> [Given records]:
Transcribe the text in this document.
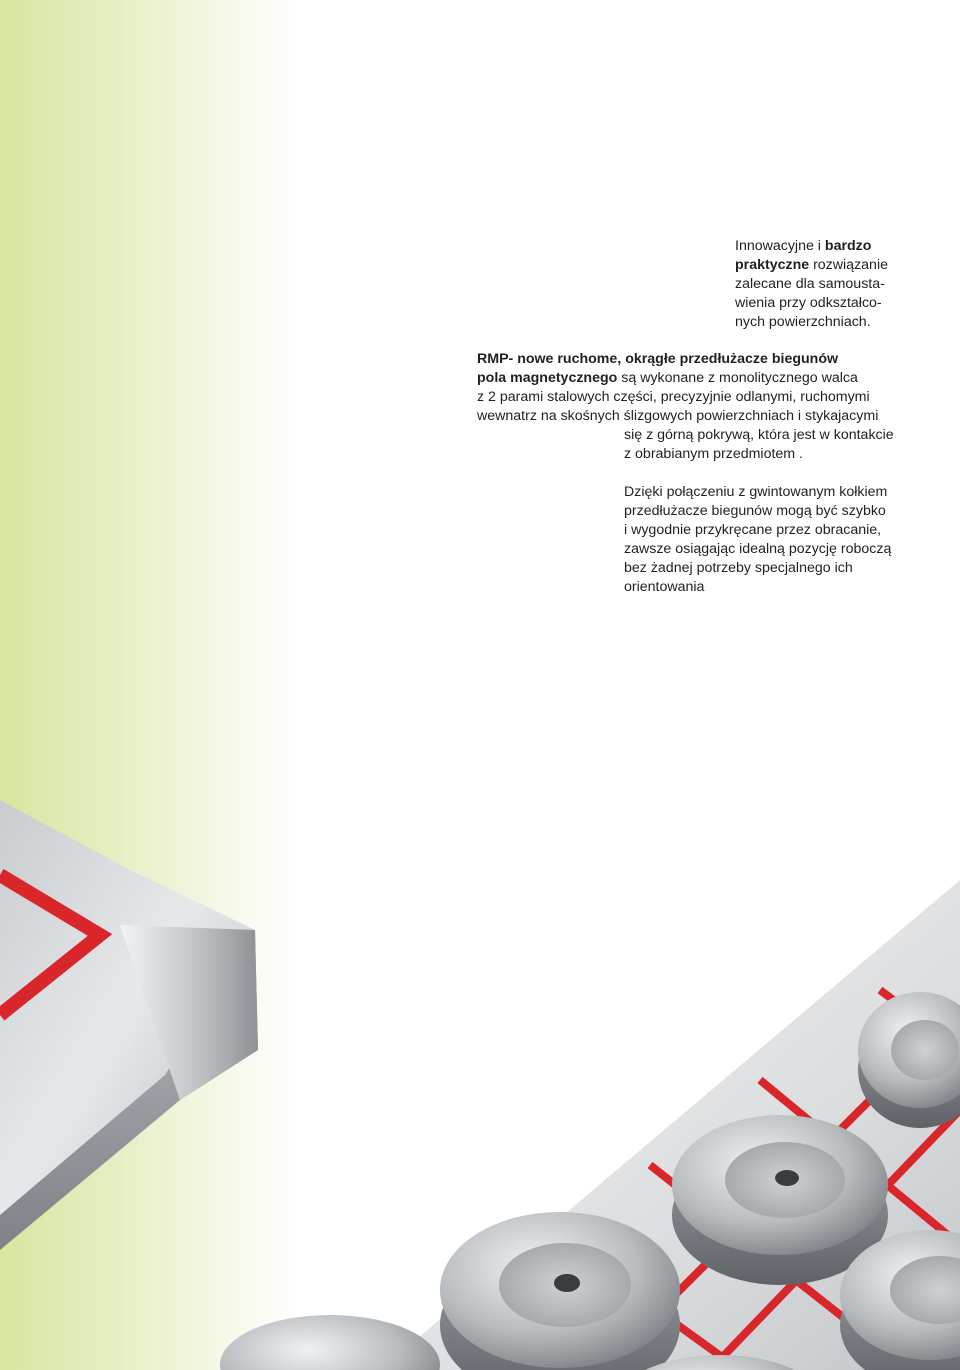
Innowacyjne i bardzo
praktyczne rozwiązanie
zalecane dla samousta-
wienia przy odkształco-
nych powierzchniach.
RMP- nowe ruchome, okrągłe przedłużacze biegunów
pola magnetycznego są wykonane z monolitycznego walca
z 2 parami stalowych części, precyzyjnie odlanymi, ruchomymi
wewnatrz na skośnych ślizgowych powierzchniach i stykajacymi
się z górną pokrywą, która jest w kontakcie
z obrabianym przedmiotem .
Dzięki połączeniu z gwintowanym kołkiem
przedłużacze biegunów mogą być szybko
i wygodnie przykręcane przez obracanie,
zawsze osiągając idealną pozycję roboczą
bez żadnej potrzeby specjalnego ich
orientowania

> [Goal of the exercise]: Extract, from the listing above, every line where the string "powierzchniach" occurs.

> [Task output]:
nych powierzchniach.
wewnatrz na skośnych ślizgowych powierzchniach i stykajacymi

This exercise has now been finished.